Select the lines that hold the word "media" and copy each one.

====================

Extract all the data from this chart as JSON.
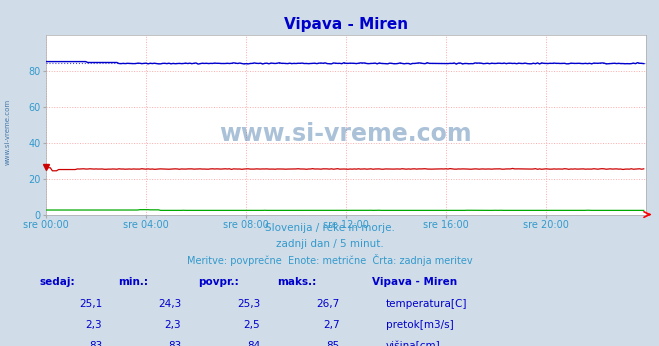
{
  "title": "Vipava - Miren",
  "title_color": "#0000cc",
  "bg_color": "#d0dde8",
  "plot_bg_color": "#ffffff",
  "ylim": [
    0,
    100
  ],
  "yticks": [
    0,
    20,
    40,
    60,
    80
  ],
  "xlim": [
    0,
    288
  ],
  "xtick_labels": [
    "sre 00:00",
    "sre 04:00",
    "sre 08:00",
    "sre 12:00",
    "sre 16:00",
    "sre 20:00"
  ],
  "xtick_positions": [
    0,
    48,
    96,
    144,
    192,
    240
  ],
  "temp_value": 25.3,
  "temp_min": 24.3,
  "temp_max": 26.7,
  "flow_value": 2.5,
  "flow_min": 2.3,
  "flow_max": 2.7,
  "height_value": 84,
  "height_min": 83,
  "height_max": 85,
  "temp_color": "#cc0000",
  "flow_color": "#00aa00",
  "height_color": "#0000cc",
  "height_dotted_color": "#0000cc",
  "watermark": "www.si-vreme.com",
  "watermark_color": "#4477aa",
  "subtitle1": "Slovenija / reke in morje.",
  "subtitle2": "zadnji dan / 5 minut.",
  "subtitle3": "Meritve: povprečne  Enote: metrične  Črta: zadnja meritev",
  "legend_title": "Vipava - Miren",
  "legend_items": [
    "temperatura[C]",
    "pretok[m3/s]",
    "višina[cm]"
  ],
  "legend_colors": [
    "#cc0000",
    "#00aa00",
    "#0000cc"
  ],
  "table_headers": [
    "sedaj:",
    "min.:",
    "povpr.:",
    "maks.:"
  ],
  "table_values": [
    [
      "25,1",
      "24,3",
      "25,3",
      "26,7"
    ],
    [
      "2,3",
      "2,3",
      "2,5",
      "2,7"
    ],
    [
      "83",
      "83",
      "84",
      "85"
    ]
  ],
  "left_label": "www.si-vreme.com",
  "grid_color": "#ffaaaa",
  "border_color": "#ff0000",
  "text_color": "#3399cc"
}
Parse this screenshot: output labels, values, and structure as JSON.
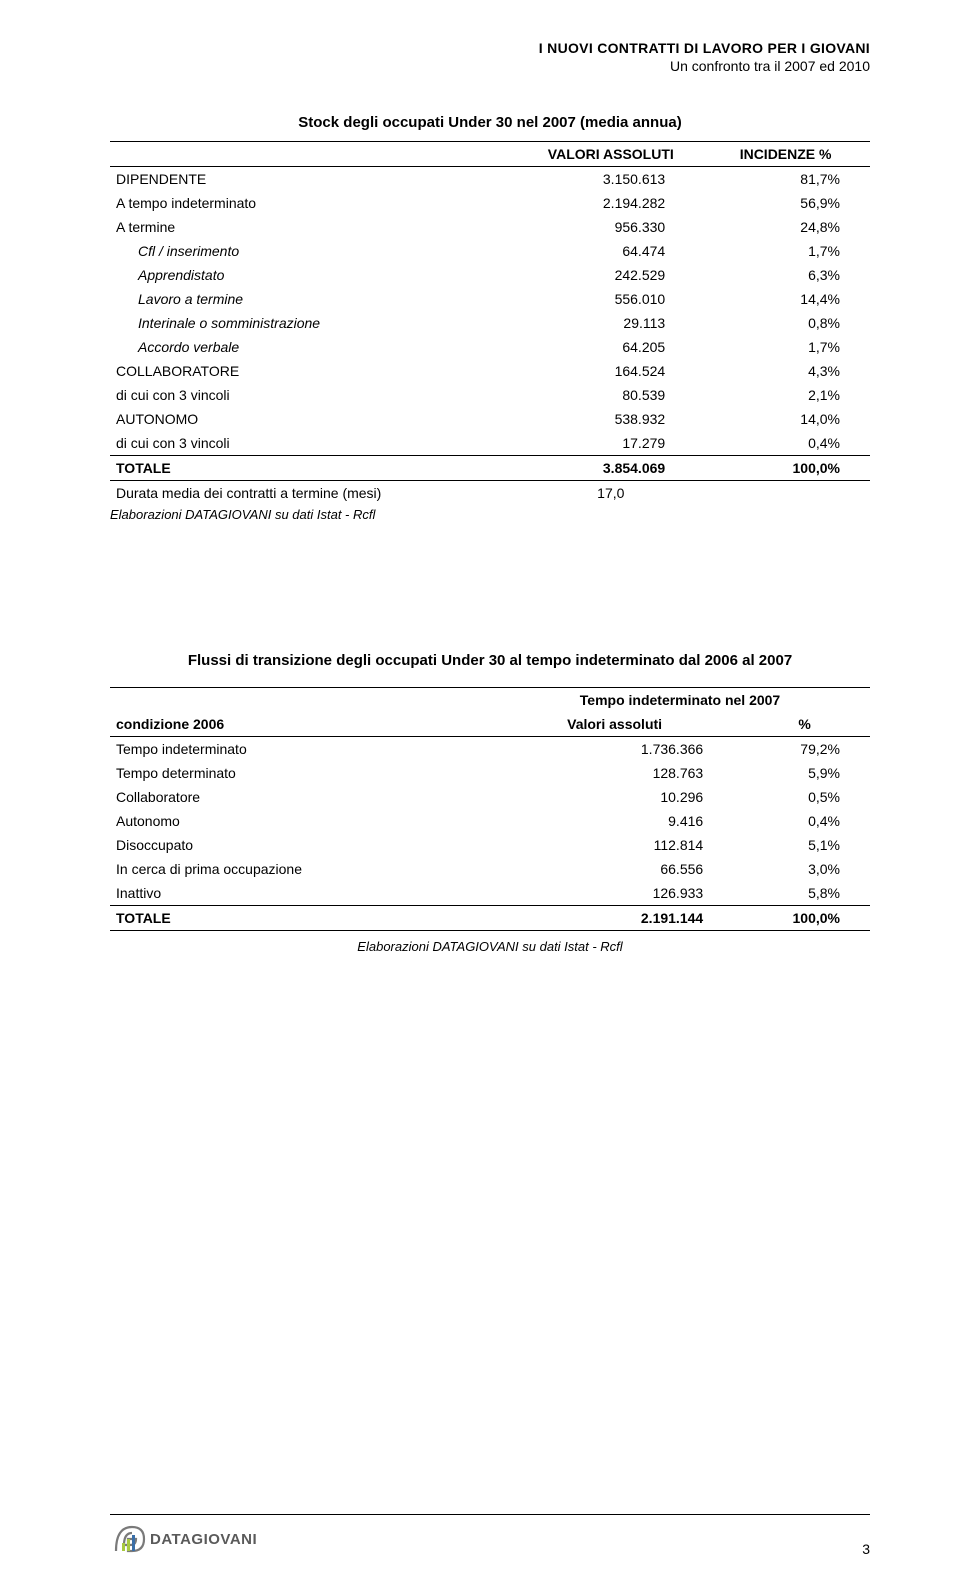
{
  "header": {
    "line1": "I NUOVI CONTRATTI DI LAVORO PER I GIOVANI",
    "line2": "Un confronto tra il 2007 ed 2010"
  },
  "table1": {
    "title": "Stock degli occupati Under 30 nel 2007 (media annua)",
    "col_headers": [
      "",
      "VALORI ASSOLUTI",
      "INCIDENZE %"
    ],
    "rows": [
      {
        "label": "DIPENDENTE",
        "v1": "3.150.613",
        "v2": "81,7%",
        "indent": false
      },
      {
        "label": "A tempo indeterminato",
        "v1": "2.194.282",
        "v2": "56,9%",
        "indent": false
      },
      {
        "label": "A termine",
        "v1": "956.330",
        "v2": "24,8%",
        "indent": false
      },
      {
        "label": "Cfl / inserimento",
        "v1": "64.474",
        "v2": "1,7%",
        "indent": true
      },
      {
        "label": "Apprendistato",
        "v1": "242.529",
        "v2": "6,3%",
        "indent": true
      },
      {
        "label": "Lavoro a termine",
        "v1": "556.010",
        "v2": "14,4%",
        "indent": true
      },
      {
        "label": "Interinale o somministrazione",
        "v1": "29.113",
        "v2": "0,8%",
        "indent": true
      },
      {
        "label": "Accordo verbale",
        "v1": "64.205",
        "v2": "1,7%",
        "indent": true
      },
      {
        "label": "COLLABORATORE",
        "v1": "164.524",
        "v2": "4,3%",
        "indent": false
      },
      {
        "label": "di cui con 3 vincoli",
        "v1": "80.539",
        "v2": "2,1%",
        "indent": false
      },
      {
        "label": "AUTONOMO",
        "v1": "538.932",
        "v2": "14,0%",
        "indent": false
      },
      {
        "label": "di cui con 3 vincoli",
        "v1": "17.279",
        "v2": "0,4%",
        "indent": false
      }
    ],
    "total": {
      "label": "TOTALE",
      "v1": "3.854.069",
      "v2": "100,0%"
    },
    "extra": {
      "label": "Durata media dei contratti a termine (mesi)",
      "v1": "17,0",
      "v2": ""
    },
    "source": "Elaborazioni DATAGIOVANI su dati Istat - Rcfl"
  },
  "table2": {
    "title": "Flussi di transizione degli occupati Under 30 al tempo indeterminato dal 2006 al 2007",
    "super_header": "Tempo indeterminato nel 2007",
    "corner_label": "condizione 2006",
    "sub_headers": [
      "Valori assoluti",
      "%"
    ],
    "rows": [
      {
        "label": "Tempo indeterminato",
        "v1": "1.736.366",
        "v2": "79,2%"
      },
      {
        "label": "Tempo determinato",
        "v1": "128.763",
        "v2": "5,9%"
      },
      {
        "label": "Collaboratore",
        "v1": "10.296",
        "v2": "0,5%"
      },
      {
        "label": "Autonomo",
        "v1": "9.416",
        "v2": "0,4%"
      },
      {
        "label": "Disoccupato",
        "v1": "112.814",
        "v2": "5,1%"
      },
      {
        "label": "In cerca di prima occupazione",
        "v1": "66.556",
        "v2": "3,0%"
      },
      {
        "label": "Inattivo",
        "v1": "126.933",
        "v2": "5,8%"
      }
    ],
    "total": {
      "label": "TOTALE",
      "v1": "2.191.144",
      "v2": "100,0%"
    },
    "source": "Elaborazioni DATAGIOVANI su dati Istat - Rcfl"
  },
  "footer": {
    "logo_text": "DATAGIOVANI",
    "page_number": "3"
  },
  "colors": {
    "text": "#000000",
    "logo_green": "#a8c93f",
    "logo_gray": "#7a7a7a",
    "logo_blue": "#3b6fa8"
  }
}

====================

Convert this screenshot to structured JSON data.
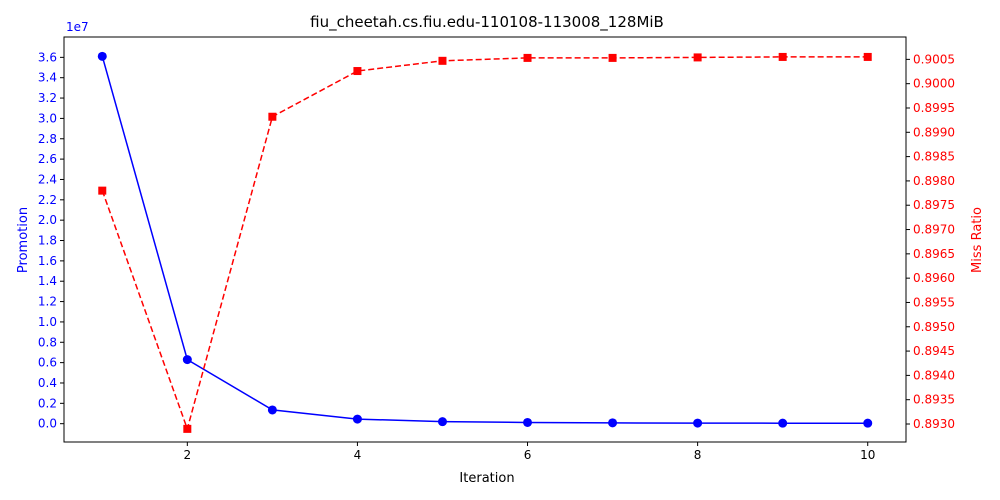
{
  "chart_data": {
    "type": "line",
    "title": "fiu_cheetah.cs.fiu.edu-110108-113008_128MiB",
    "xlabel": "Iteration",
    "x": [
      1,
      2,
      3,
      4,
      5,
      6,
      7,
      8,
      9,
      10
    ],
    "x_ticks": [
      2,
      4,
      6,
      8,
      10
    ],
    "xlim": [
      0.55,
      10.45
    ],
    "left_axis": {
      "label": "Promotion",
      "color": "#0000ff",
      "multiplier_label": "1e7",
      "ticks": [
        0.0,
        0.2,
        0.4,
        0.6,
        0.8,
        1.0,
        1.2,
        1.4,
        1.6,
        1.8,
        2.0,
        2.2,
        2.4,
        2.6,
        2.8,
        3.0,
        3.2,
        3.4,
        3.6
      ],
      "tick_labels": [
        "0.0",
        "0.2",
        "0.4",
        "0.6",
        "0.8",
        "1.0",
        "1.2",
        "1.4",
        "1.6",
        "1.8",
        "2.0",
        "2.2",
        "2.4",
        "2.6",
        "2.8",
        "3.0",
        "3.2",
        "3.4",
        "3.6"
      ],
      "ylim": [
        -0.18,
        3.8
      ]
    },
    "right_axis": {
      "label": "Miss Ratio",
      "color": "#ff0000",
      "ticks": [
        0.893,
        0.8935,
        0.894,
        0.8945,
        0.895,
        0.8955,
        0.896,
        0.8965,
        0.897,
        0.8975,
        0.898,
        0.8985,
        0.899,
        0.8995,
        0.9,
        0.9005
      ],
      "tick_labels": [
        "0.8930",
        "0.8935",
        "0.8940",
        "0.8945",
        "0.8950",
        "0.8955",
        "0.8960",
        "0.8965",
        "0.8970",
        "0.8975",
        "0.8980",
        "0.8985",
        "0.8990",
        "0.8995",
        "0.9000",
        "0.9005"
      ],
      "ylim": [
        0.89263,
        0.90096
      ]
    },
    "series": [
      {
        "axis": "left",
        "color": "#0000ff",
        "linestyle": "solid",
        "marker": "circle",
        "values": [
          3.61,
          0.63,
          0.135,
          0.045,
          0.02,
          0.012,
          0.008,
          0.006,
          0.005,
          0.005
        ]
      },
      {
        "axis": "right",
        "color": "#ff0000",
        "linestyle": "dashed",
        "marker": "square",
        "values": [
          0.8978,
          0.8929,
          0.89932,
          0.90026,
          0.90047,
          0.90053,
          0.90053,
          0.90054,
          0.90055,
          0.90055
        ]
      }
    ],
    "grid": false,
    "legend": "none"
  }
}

====================

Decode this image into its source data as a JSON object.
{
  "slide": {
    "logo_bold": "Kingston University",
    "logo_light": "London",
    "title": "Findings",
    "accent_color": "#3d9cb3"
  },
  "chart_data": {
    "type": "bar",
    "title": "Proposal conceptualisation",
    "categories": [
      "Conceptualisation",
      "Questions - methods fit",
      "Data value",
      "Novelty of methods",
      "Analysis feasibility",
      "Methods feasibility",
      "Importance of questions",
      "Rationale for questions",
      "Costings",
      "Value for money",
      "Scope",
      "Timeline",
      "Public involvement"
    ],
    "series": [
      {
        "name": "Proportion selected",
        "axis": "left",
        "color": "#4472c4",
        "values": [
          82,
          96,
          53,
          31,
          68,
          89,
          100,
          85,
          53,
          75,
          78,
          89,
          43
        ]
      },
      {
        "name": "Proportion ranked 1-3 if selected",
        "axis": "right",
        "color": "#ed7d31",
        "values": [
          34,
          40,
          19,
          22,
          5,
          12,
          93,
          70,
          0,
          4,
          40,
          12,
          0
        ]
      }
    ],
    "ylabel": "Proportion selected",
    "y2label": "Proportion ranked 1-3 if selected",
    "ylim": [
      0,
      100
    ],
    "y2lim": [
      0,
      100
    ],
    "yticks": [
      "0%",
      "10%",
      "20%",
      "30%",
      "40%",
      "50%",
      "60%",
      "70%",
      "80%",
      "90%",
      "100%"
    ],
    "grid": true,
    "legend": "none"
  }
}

====================

## EXERCISE RESPONSE
    "title": "Stock degli occupati Under 30 nel 2007 (media annua)",
      "label": "Durata media dei contratti a termine (mesi)",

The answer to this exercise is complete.